## WHAT YOU NEED TO DO
In the records below, find each line containing the word "promptement" and copy it.

━━━━━━━━━━━━━━━━━━━━

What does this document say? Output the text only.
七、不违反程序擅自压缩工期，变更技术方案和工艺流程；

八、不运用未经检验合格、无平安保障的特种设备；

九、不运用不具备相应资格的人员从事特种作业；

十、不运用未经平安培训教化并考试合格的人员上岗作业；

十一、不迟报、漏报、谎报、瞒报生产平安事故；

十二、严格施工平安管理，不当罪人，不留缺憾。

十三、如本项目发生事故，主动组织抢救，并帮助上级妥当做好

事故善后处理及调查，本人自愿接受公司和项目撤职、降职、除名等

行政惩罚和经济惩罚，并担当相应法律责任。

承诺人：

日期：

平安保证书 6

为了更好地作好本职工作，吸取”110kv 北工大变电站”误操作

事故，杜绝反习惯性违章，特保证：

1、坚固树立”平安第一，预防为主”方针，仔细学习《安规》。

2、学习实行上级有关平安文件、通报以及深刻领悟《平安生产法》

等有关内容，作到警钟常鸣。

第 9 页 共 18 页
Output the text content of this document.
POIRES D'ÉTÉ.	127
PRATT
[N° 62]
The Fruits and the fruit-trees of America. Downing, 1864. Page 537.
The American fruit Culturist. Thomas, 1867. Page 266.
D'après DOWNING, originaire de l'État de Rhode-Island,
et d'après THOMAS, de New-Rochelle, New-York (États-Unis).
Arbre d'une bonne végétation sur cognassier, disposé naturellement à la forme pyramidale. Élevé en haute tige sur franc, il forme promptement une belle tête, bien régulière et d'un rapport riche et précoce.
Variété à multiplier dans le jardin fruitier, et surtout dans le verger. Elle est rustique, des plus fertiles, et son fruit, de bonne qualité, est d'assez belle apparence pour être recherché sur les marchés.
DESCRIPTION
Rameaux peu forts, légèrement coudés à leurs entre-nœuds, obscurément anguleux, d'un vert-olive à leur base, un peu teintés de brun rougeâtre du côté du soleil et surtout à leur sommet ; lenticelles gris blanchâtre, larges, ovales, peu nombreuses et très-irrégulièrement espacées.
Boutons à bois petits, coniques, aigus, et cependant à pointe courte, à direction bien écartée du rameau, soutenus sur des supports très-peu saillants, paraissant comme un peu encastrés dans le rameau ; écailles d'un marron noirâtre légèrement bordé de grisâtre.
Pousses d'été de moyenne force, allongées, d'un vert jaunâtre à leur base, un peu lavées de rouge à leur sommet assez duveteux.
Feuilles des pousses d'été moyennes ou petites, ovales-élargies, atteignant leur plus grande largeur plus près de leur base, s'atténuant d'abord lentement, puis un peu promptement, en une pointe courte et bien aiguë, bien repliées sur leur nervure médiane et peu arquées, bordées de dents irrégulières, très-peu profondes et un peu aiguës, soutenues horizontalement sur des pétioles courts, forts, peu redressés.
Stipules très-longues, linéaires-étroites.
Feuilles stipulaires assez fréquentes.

━━━━━━━━━━━━━━━━━━━━

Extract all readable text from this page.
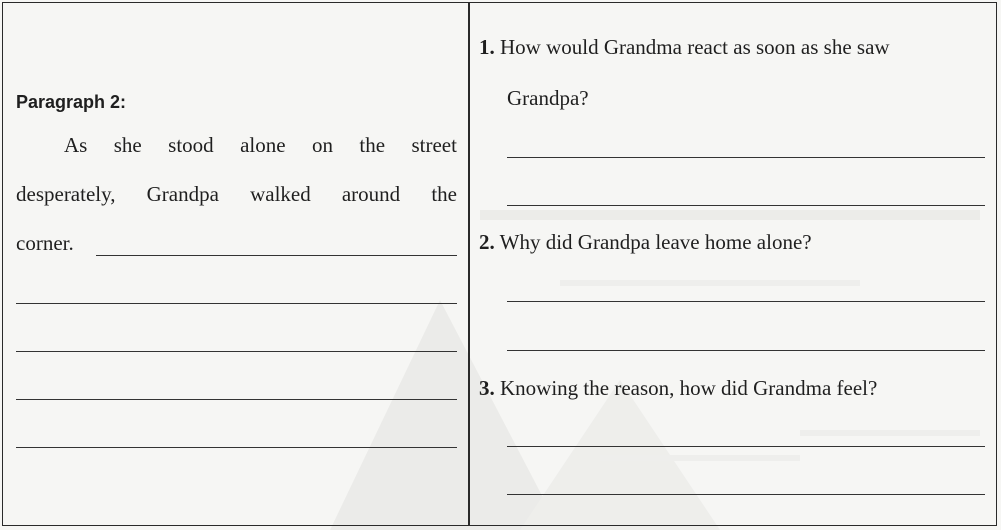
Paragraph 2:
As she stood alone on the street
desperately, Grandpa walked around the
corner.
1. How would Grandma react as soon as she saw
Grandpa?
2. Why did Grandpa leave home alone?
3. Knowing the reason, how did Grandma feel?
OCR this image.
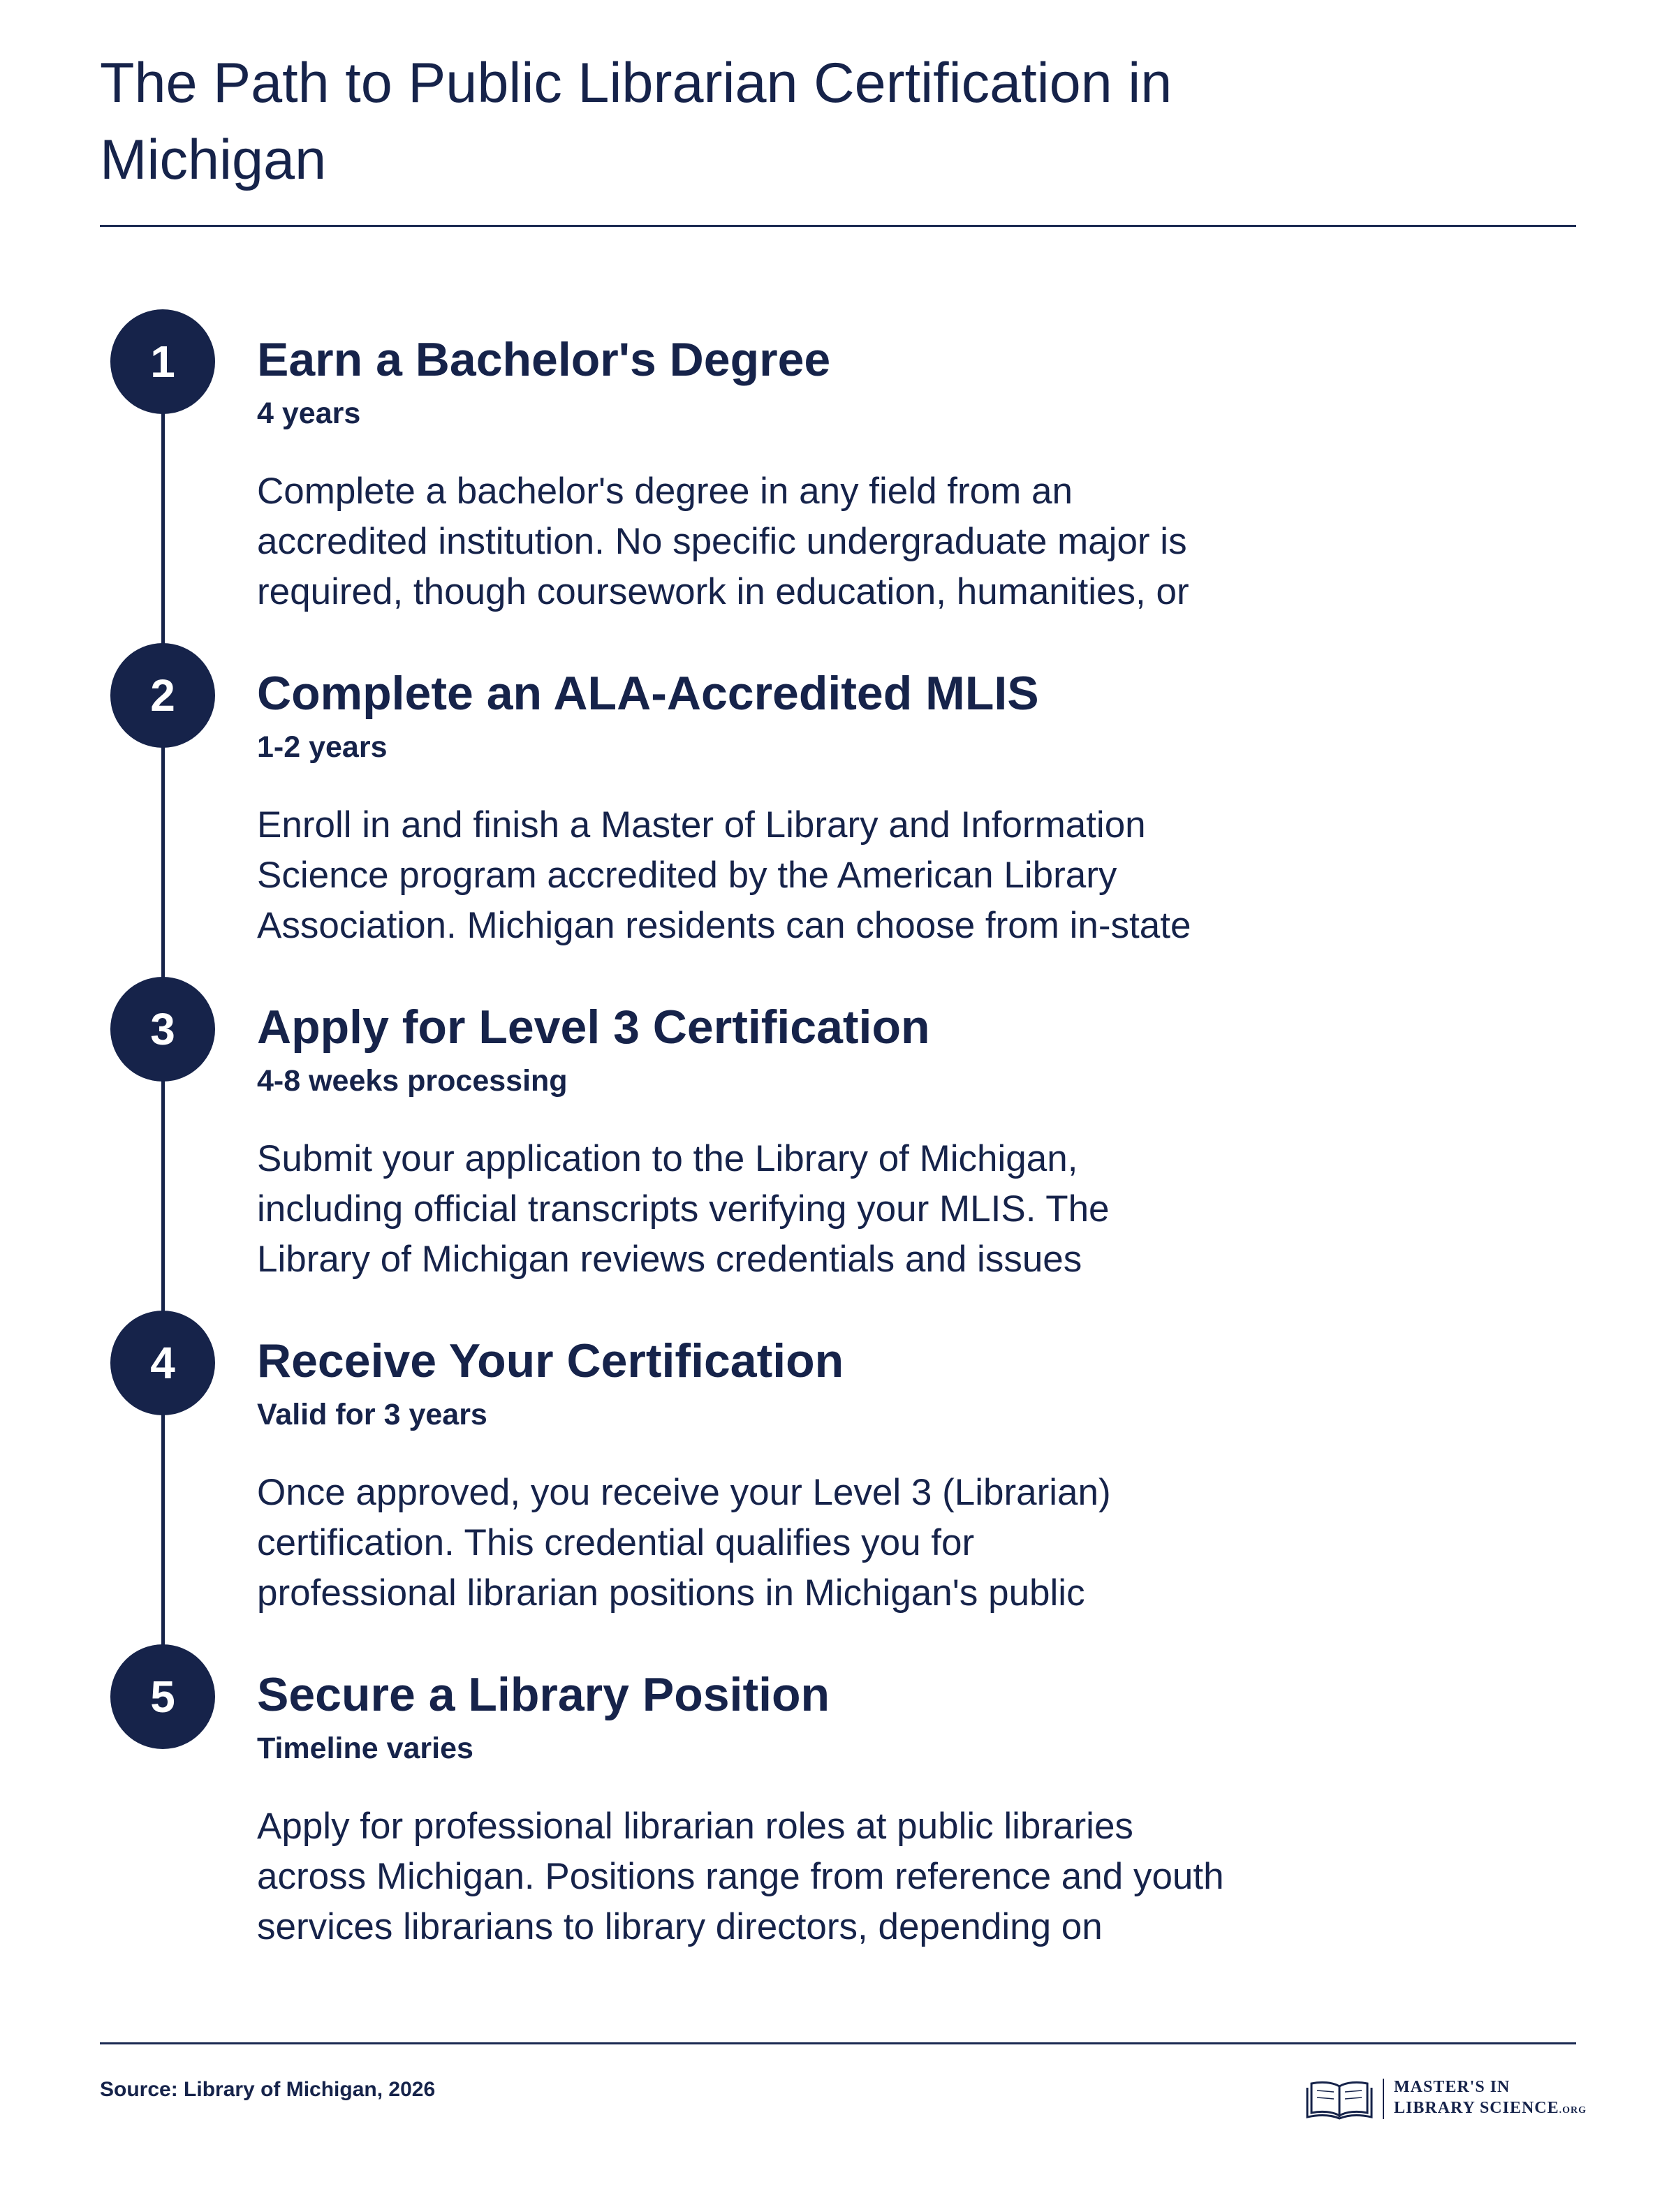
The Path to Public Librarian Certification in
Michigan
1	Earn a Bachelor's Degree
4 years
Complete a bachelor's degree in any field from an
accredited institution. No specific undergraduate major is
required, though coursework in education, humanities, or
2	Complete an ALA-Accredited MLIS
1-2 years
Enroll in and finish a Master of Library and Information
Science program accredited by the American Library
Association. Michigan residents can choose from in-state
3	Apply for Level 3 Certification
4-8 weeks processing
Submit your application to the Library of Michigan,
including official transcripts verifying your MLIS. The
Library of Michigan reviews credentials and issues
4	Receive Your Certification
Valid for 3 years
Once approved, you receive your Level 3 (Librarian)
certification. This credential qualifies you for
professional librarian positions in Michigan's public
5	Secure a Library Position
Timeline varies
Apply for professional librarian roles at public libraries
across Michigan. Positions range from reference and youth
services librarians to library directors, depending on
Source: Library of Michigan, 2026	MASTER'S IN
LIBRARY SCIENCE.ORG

━━━━━━━━━━━━━━━━━━━━

## RESULT OF THE EXERCISE
Arbre d'une bonne végétation sur cognassier, disposé naturellement à la forme pyramidale. Élevé en haute tige sur franc, il forme promptement une belle tête, bien régulière et d'un rapport riche et précoce.
Feuilles des pousses d'été moyennes ou petites, ovales-élargies, atteignant leur plus grande largeur plus près de leur base, s'atténuant d'abord lentement, puis un peu promptement, en une pointe courte et bien aiguë, bien repliées sur leur nervure médiane et peu arquées, bordées de dents irrégulières, très-peu profondes et un peu aiguës, soutenues horizontalement sur des pétioles courts, forts, peu redressés.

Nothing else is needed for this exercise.